Go through the records and give each one again exactly.

(Excerpts from a figure dataset)
···

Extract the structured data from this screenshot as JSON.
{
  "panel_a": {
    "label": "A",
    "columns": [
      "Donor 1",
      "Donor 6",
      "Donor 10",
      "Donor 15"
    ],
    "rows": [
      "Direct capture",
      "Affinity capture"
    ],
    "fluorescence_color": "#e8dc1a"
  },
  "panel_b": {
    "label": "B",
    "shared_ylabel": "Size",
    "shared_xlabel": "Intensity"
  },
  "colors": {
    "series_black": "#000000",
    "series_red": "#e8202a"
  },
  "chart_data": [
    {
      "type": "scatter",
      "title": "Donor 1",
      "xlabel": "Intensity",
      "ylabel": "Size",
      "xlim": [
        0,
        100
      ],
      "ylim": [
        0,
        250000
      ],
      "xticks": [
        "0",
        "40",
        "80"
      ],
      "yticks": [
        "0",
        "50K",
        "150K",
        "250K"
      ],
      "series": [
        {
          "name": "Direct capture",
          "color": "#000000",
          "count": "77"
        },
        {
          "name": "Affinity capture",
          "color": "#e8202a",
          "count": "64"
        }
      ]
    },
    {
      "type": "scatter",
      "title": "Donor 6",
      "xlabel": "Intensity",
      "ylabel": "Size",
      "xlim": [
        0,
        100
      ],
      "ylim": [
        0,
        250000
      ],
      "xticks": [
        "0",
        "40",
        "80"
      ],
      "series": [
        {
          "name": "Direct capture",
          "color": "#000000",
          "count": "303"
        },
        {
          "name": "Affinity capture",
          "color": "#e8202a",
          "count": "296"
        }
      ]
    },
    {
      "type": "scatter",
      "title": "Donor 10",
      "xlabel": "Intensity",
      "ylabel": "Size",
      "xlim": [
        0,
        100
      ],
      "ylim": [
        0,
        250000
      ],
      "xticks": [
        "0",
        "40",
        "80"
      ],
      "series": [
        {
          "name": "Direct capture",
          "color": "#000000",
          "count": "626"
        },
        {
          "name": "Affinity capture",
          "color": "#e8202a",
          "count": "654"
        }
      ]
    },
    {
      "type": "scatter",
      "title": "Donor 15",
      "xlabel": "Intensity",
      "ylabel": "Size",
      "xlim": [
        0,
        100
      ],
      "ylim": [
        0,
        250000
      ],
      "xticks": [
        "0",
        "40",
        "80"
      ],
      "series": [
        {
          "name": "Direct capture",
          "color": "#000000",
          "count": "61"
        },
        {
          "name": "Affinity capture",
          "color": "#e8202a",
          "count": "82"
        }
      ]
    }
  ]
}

···

:: FINISHED TASK ::
Extract the structured data from this screenshot as JSON.
{
  "panel_a": {
    "label": "A",
    "columns": [
      "Donor 1",
      "Donor 6",
      "Donor 10",
      "Donor 15"
    ],
    "rows": [
      "Direct capture",
      "Affinity capture"
    ],
    "fluorescence_color": "#e8dc1a"
  },
  "panel_b": {
    "label": "B",
    "shared_ylabel": "Size",
    "shared_xlabel": "Intensity"
  },
  "colors": {
    "series_black": "#000000",
    "series_red": "#e8202a"
  },
  "chart_data": [
    {
      "type": "scatter",
      "title": "Donor 1",
      "xlabel": "Intensity",
      "ylabel": "Size",
      "xlim": [
        0,
        100
      ],
      "ylim": [
        0,
        250000
      ],
      "xticks": [
        "0",
        "40",
        "80"
      ],
      "yticks": [
        "0",
        "50K",
        "150K",
        "250K"
      ],
      "series": [
        {
          "name": "Direct capture",
          "color": "#000000",
          "count": "77"
        },
        {
          "name": "Affinity capture",
          "color": "#e8202a",
          "count": "64"
        }
      ]
    },
    {
      "type": "scatter",
      "title": "Donor 6",
      "xlabel": "Intensity",
      "ylabel": "Size",
      "xlim": [
        0,
        100
      ],
      "ylim": [
        0,
        250000
      ],
      "xticks": [
        "0",
        "40",
        "80"
      ],
      "series": [
        {
          "name": "Direct capture",
          "color": "#000000",
          "count": "303"
        },
        {
          "name": "Affinity capture",
          "color": "#e8202a",
          "count": "296"
        }
      ]
    },
    {
      "type": "scatter",
      "title": "Donor 10",
      "xlabel": "Intensity",
      "ylabel": "Size",
      "xlim": [
        0,
        100
      ],
      "ylim": [
        0,
        250000
      ],
      "xticks": [
        "0",
        "40",
        "80"
      ],
      "series": [
        {
          "name": "Direct capture",
          "color": "#000000",
          "count": "626"
        },
        {
          "name": "Affinity capture",
          "color": "#e8202a",
          "count": "654"
        }
      ]
    },
    {
      "type": "scatter",
      "title": "Donor 15",
      "xlabel": "Intensity",
      "ylabel": "Size",
      "xlim": [
        0,
        100
      ],
      "ylim": [
        0,
        250000
      ],
      "xticks": [
        "0",
        "40",
        "80"
      ],
      "series": [
        {
          "name": "Direct capture",
          "color": "#000000",
          "count": "61"
        },
        {
          "name": "Affinity capture",
          "color": "#e8202a",
          "count": "82"
        }
      ]
    }
  ]
}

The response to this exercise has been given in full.